**Dataset records**

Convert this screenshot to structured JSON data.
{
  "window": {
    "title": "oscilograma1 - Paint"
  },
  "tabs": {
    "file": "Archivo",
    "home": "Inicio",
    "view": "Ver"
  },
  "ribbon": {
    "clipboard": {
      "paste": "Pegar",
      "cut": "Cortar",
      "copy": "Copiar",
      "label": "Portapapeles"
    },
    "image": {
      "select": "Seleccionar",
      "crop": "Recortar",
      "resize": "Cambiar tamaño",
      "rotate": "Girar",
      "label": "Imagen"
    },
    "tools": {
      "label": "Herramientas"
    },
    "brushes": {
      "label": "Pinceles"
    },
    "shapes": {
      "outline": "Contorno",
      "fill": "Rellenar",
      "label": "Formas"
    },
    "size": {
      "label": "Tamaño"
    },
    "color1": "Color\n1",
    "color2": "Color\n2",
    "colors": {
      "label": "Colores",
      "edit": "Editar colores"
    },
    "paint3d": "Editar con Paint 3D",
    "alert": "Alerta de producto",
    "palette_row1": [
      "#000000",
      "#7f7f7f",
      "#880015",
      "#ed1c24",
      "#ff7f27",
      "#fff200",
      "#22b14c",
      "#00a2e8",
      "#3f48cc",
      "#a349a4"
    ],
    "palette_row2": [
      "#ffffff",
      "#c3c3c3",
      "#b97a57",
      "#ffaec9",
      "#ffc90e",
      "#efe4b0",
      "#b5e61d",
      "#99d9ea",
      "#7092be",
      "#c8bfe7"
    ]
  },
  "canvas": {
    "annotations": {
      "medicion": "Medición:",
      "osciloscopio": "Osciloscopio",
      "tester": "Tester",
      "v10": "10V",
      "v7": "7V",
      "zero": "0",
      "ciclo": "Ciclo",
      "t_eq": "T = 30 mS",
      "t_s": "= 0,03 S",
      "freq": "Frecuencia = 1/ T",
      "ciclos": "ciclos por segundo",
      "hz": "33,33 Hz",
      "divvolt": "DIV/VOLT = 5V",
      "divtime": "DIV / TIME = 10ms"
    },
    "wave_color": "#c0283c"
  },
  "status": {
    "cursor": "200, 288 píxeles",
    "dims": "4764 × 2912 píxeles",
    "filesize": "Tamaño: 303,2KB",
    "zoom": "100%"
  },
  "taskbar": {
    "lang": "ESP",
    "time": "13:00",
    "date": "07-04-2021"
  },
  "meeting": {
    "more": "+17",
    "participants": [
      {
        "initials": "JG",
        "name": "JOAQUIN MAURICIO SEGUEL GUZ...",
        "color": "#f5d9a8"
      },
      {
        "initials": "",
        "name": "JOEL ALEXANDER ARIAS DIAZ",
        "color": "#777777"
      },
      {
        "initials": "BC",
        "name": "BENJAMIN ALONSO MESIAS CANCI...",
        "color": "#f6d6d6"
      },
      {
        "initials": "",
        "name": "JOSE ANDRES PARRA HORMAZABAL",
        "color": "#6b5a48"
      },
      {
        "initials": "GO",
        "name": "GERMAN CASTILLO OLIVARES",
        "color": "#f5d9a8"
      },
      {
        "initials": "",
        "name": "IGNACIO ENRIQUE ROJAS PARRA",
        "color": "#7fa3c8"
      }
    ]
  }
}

**Task goal**
Filter lines by "Paint" and return each hit.

**Correct response**
    "title": "oscilograma1 - Paint"
    "paint3d": "Editar con Paint 3D",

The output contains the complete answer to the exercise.